Task - In the records below, find each line containing the word "earmold" and copy it.

-- Start of Information provided --

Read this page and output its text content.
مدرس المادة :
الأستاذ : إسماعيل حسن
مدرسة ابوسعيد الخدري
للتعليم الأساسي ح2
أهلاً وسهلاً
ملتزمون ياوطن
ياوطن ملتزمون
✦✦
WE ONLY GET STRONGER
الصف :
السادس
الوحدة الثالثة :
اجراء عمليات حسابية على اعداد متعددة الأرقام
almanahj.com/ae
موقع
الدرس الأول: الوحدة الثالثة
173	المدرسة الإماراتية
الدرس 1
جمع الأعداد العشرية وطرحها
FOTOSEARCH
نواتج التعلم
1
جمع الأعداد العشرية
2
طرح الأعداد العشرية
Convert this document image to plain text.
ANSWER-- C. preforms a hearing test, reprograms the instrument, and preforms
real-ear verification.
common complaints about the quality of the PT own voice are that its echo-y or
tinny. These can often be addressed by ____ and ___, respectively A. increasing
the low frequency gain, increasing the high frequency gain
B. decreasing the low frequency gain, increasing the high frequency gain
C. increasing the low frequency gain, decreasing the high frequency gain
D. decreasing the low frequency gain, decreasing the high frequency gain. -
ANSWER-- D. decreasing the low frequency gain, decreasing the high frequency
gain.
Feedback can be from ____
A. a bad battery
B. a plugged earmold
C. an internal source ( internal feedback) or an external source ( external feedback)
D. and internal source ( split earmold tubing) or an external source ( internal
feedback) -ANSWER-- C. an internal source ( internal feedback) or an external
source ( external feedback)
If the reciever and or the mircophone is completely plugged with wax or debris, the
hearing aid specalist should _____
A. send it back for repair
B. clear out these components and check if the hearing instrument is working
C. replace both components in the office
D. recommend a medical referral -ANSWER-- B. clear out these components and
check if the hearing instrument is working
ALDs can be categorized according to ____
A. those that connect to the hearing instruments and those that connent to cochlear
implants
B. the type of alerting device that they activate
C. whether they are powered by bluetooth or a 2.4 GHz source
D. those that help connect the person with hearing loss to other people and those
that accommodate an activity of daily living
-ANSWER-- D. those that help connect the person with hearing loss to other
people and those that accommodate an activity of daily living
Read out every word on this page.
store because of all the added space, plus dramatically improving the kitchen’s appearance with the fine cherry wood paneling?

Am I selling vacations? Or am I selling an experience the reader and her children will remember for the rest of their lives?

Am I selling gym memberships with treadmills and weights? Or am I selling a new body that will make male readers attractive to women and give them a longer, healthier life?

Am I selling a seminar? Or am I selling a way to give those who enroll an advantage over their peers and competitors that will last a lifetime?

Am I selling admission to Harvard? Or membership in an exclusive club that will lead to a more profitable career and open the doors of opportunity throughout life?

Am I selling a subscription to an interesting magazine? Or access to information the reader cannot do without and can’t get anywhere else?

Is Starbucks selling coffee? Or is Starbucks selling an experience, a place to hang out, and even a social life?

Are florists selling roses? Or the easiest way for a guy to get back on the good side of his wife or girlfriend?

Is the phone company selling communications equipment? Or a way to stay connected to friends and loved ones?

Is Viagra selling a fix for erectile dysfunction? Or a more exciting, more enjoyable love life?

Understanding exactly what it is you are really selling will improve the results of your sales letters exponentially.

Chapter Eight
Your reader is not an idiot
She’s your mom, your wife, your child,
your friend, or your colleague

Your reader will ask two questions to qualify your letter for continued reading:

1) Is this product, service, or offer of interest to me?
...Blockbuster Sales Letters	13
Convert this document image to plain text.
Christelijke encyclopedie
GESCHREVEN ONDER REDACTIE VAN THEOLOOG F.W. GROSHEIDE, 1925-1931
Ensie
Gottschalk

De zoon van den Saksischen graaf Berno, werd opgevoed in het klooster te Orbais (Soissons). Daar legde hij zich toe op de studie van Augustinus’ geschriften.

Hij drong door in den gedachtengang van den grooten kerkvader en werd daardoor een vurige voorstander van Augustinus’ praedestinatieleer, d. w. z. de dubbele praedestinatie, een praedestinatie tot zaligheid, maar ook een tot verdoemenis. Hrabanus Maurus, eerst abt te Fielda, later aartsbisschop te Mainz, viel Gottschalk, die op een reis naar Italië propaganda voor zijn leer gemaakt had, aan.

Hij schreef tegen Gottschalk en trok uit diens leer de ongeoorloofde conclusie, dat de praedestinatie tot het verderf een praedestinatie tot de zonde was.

-- End of Information provided --

Final answer -
B. a plugged earmold
D. and internal source ( split earmold tubing) or an external source ( internal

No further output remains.